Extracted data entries
···
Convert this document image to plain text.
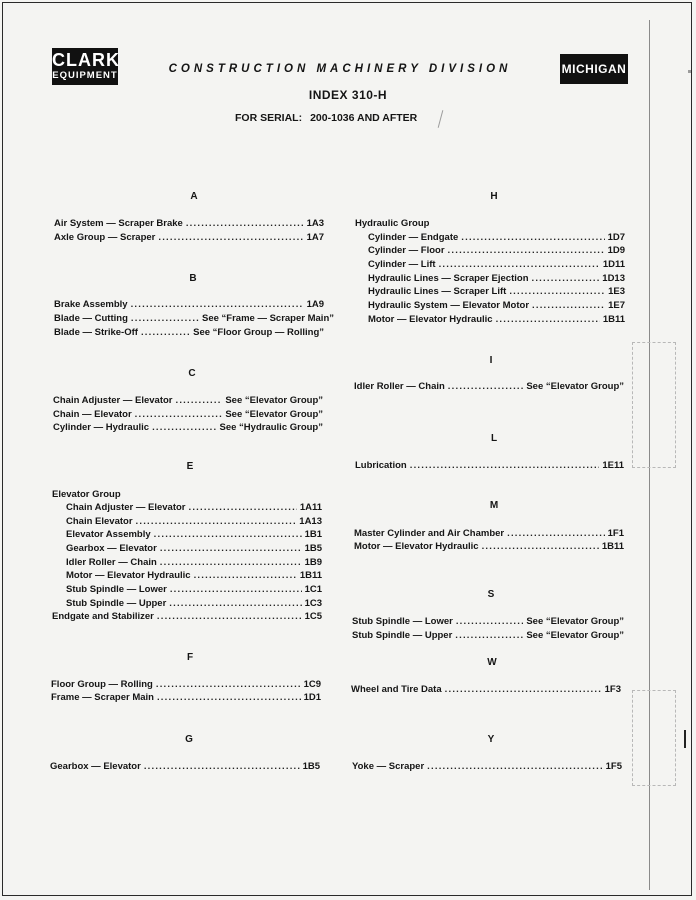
CLARK
EQUIPMENT
CONSTRUCTION MACHINERY DIVISION	MICHIGAN
INDEX 310-H
FOR SERIAL: 200-1036 AND AFTER
A
Air System — Scraper Brake .....	1A3
Axle Group — Scraper .....	1A7
B
Brake Assembly .....	1A9
Blade — Cutting .....	See “Frame — Scraper Main”
Blade — Strike-Off .....	See “Floor Group — Rolling”
C
Chain Adjuster — Elevator .....	See “Elevator Group”
Chain — Elevator .....	See “Elevator Group”
Cylinder — Hydraulic .....	See “Hydraulic Group”
E
Elevator Group
Chain Adjuster — Elevator .....	1A11
Chain Elevator .....	1A13
Elevator Assembly .....	1B1
Gearbox — Elevator .....	1B5
Idler Roller — Chain .....	1B9
Motor — Elevator Hydraulic .....	1B11
Stub Spindle — Lower .....	1C1
Stub Spindle — Upper .....	1C3
Endgate and Stabilizer .....	1C5
F
Floor Group — Rolling .....	1C9
Frame — Scraper Main .....	1D1
G
Gearbox — Elevator .....	1B5
H
Hydraulic Group
Cylinder — Endgate .....	1D7
Cylinder — Floor .....	1D9
Cylinder — Lift .....	1D11
Hydraulic Lines — Scraper Ejection .....	1D13
Hydraulic Lines — Scraper Lift .....	1E3
Hydraulic System — Elevator Motor .....	1E7
Motor — Elevator Hydraulic .....	1B11
I
Idler Roller — Chain .....	See “Elevator Group”
L
Lubrication .....	1E11
M
Master Cylinder and Air Chamber .....	1F1
Motor — Elevator Hydraulic .....	1B11
S
Stub Spindle — Lower .....	See “Elevator Group”
Stub Spindle — Upper .....	See “Elevator Group”
W
Wheel and Tire Data .....	1F3
Y
Yoke — Scraper .....	1F5
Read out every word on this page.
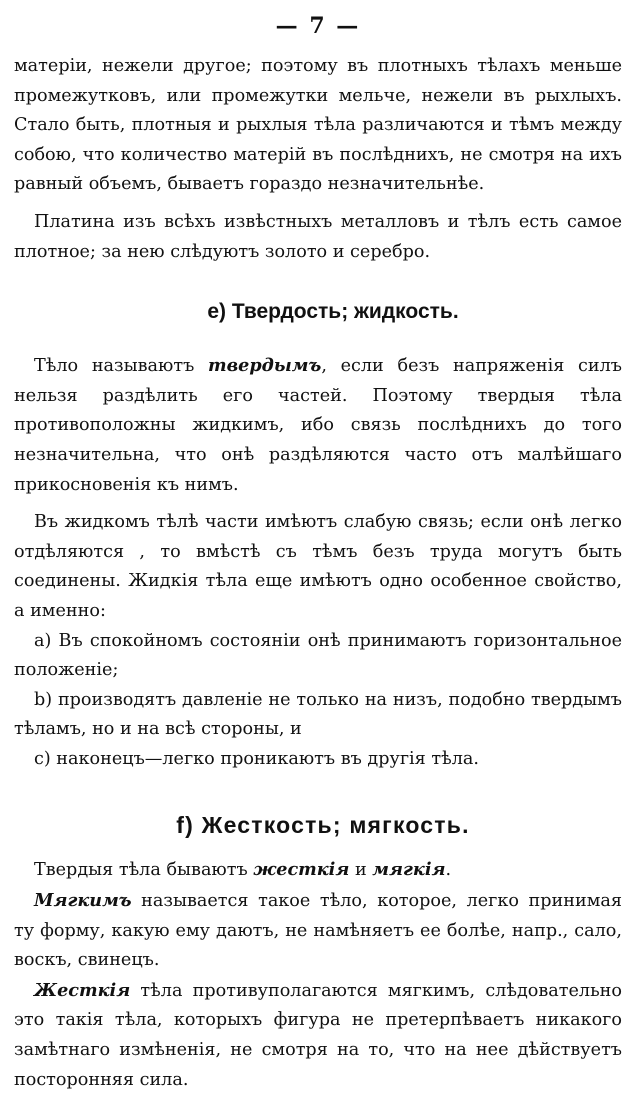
— 7 —

матеріи, нежели другое; поэтому въ плотныхъ тѣлахъ меньше промежутковъ, или промежутки мельче, нежели въ рыхлыхъ. Стало быть, плотныя и рыхлыя тѣла различаются и тѣмъ между собою, что количество матерій въ послѣднихъ, не смотря на ихъ равный объемъ, бываетъ гораздо незначительнѣе.

Платина изъ всѣхъ извѣстныхъ металловъ и тѣлъ есть самое плотное; за нею слѣдуютъ золото и серебро.

е) Твердость; жидкость.

Тѣло называютъ твердымъ, если безъ напряженія силъ нельзя раздѣлить его частей. Поэтому твердыя тѣла противоположны жидкимъ, ибо связь послѣднихъ до того незначительна, что онѣ раздѣляются часто отъ малѣйшаго прикосновенія къ нимъ.

Въ жидкомъ тѣлѣ части имѣютъ слабую связь; если онѣ легко отдѣляются , то вмѣстѣ съ тѣмъ безъ труда могутъ быть соединены. Жидкія тѣла еще имѣютъ одно особенное свойство, а именно:

а) Въ спокойномъ состояніи онѣ принимаютъ горизонтальное положеніе;

b) производятъ давленіе не только на низъ, подобно твердымъ тѣламъ, но и на всѣ стороны, и

c) наконецъ—легко проникаютъ въ другія тѣла.

f) Жесткость; мягкость.

Твердыя тѣла бываютъ жесткія и мягкія.

Мягкимъ называется такое тѣло, которое, легко принимая ту форму, какую ему даютъ, не намѣняетъ ее болѣе, напр., сало, воскъ, свинецъ.

Жесткія тѣла противуполагаются мягкимъ, слѣдовательно это такія тѣла, которыхъ фигура не претерпѣваетъ никакого замѣтнаго измѣненія, не смотря на то, что на нее дѣйствуетъ посторонняя сила.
···
JOB. Using the records above, retype everything exactly except the pictures.

COMPLETED EXERCISE.
Convert this document image to plain text.
CLARK
EQUIPMENT
CONSTRUCTION MACHINERY DIVISION	MICHIGAN
INDEX 310-H
FOR SERIAL: 200-1036 AND AFTER
A
Air System — Scraper Brake .....	1A3
Axle Group — Scraper .....	1A7
B
Brake Assembly .....	1A9
Blade — Cutting .....	See “Frame — Scraper Main”
Blade — Strike-Off .....	See “Floor Group — Rolling”
C
Chain Adjuster — Elevator .....	See “Elevator Group”
Chain — Elevator .....	See “Elevator Group”
Cylinder — Hydraulic .....	See “Hydraulic Group”
E
Elevator Group
Chain Adjuster — Elevator .....	1A11
Chain Elevator .....	1A13
Elevator Assembly .....	1B1
Gearbox — Elevator .....	1B5
Idler Roller — Chain .....	1B9
Motor — Elevator Hydraulic .....	1B11
Stub Spindle — Lower .....	1C1
Stub Spindle — Upper .....	1C3
Endgate and Stabilizer .....	1C5
F
Floor Group — Rolling .....	1C9
Frame — Scraper Main .....	1D1
G
Gearbox — Elevator .....	1B5
H
Hydraulic Group
Cylinder — Endgate .....	1D7
Cylinder — Floor .....	1D9
Cylinder — Lift .....	1D11
Hydraulic Lines — Scraper Ejection .....	1D13
Hydraulic Lines — Scraper Lift .....	1E3
Hydraulic System — Elevator Motor .....	1E7
Motor — Elevator Hydraulic .....	1B11
I
Idler Roller — Chain .....	See “Elevator Group”
L
Lubrication .....	1E11
M
Master Cylinder and Air Chamber .....	1F1
Motor — Elevator Hydraulic .....	1B11
S
Stub Spindle — Lower .....	See “Elevator Group”
Stub Spindle — Upper .....	See “Elevator Group”
W
Wheel and Tire Data .....	1F3
Y
Yoke — Scraper .....	1F5
Read out every word on this page.
— 7 —

матеріи, нежели другое; поэтому въ плотныхъ тѣлахъ меньше промежутковъ, или промежутки мельче, нежели въ рыхлыхъ. Стало быть, плотныя и рыхлыя тѣла различаются и тѣмъ между собою, что количество матерій въ послѣднихъ, не смотря на ихъ равный объемъ, бываетъ гораздо незначительнѣе.

Платина изъ всѣхъ извѣстныхъ металловъ и тѣлъ есть самое плотное; за нею слѣдуютъ золото и серебро.

е) Твердость; жидкость.

Тѣло называютъ твердымъ, если безъ напряженія силъ нельзя раздѣлить его частей. Поэтому твердыя тѣла противоположны жидкимъ, ибо связь послѣднихъ до того незначительна, что онѣ раздѣляются часто отъ малѣйшаго прикосновенія къ нимъ.

Въ жидкомъ тѣлѣ части имѣютъ слабую связь; если онѣ легко отдѣляются , то вмѣстѣ съ тѣмъ безъ труда могутъ быть соединены. Жидкія тѣла еще имѣютъ одно особенное свойство, а именно:

а) Въ спокойномъ состояніи онѣ принимаютъ горизонтальное положеніе;

b) производятъ давленіе не только на низъ, подобно твердымъ тѣламъ, но и на всѣ стороны, и

c) наконецъ—легко проникаютъ въ другія тѣла.

f) Жесткость; мягкость.

Твердыя тѣла бываютъ жесткія и мягкія.

Мягкимъ называется такое тѣло, которое, легко принимая ту форму, какую ему даютъ, не намѣняетъ ее болѣе, напр., сало, воскъ, свинецъ.

Жесткія тѣла противуполагаются мягкимъ, слѣдовательно это такія тѣла, которыхъ фигура не претерпѣваетъ никакого замѣтнаго измѣненія, не смотря на то, что на нее дѣйствуетъ посторонняя сила.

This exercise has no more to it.